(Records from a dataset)
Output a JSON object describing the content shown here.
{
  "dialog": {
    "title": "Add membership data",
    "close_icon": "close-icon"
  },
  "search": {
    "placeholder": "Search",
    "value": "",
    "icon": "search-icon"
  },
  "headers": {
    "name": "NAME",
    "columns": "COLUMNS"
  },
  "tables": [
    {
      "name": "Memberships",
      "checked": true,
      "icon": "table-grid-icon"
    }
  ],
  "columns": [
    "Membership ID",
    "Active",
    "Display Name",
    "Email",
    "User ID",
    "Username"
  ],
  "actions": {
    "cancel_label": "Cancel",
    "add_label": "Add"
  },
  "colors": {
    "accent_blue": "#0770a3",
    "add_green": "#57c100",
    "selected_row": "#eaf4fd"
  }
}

▸ Instruction
Go through the records above and set each one down exactly, please.

▸ Answer for this exercise
Output a JSON object describing the content shown here.
{
  "dialog": {
    "title": "Add membership data",
    "close_icon": "close-icon"
  },
  "search": {
    "placeholder": "Search",
    "value": "",
    "icon": "search-icon"
  },
  "headers": {
    "name": "NAME",
    "columns": "COLUMNS"
  },
  "tables": [
    {
      "name": "Memberships",
      "checked": true,
      "icon": "table-grid-icon"
    }
  ],
  "columns": [
    "Membership ID",
    "Active",
    "Display Name",
    "Email",
    "User ID",
    "Username"
  ],
  "actions": {
    "cancel_label": "Cancel",
    "add_label": "Add"
  },
  "colors": {
    "accent_blue": "#0770a3",
    "add_green": "#57c100",
    "selected_row": "#eaf4fd"
  }
}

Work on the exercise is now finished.